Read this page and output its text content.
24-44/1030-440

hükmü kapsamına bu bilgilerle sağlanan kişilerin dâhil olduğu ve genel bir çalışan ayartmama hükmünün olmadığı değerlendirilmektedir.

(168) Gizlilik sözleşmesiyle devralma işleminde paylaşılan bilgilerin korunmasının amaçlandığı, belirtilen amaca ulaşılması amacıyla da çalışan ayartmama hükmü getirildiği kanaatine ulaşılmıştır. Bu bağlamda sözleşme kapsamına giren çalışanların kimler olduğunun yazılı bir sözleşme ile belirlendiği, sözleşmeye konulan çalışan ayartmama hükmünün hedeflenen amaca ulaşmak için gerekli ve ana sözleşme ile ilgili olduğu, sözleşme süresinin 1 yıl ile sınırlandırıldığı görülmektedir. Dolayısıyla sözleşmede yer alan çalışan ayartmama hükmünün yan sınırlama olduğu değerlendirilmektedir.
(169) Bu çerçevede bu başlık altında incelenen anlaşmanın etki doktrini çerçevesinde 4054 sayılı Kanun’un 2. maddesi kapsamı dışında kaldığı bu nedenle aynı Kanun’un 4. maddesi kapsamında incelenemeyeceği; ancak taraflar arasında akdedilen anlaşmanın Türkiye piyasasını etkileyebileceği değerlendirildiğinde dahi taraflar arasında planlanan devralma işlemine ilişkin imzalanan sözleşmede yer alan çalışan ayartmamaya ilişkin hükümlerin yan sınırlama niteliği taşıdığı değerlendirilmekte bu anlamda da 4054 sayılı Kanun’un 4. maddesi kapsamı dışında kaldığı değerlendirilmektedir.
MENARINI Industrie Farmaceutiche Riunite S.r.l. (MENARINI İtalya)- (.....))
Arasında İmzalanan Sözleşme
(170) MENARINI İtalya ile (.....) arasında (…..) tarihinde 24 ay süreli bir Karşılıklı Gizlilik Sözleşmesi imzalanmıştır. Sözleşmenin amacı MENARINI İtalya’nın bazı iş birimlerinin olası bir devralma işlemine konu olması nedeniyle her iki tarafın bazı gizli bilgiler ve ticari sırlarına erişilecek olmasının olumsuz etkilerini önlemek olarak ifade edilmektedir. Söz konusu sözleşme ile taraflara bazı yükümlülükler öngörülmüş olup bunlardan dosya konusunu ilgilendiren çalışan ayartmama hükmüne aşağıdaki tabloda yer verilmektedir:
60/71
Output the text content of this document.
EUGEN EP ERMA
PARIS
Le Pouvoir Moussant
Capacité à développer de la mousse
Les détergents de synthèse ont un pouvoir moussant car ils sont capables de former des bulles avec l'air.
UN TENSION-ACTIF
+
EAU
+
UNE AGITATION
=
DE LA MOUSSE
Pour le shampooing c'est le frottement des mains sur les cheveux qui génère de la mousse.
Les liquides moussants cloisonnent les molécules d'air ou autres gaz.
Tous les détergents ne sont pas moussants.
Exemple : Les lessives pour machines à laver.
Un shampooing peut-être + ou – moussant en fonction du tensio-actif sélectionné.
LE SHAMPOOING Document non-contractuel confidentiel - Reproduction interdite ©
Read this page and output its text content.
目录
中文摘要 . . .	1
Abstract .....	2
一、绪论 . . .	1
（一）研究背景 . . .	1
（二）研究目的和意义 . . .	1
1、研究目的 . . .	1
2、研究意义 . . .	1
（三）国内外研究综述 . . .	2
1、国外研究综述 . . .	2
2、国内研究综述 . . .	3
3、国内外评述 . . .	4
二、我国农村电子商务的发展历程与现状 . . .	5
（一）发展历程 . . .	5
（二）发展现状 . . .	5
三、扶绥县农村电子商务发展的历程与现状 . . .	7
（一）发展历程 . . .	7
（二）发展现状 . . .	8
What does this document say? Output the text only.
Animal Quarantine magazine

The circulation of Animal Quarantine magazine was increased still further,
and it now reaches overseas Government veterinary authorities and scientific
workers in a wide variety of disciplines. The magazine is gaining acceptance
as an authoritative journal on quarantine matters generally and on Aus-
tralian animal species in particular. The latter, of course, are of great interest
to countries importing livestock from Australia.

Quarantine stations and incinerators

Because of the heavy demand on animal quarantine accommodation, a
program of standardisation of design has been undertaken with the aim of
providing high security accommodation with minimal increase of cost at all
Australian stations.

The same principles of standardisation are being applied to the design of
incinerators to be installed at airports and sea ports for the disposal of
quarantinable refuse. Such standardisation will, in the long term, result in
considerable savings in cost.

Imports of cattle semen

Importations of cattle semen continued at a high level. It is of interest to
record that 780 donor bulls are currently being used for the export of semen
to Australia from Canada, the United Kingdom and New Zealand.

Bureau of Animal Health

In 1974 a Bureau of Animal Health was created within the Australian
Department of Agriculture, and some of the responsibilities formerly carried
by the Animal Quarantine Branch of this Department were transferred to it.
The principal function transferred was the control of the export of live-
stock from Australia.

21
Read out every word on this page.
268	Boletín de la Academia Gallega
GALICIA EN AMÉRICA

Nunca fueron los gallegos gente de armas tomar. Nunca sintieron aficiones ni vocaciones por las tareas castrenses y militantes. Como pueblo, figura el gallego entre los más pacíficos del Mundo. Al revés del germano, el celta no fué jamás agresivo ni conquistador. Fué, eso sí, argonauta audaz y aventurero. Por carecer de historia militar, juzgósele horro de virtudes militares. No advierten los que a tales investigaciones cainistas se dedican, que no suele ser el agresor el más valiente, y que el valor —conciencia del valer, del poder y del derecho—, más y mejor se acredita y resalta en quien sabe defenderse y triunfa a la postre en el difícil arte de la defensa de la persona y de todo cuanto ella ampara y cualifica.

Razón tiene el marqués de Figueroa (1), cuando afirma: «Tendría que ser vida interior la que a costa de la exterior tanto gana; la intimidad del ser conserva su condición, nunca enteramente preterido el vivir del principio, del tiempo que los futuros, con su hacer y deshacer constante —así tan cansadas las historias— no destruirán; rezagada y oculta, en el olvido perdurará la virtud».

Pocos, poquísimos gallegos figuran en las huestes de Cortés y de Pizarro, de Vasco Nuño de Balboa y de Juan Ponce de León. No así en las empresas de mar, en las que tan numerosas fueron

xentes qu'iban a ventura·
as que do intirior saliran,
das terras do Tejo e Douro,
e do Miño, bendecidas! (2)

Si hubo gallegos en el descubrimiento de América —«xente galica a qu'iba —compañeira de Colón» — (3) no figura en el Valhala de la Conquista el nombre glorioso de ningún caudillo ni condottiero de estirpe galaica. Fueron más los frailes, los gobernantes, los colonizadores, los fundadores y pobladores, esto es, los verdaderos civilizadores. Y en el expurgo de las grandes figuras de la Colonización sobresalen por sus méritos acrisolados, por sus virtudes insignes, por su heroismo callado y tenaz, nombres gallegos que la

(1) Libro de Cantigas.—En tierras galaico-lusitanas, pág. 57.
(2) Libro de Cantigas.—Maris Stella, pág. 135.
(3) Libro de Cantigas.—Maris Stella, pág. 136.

_Required task_
Each line holding "semen" must be found and copied.

_Task response_
Imports of cattle semen
Importations of cattle semen continued at a high level. It is of interest to
record that 780 donor bulls are currently being used for the export of semen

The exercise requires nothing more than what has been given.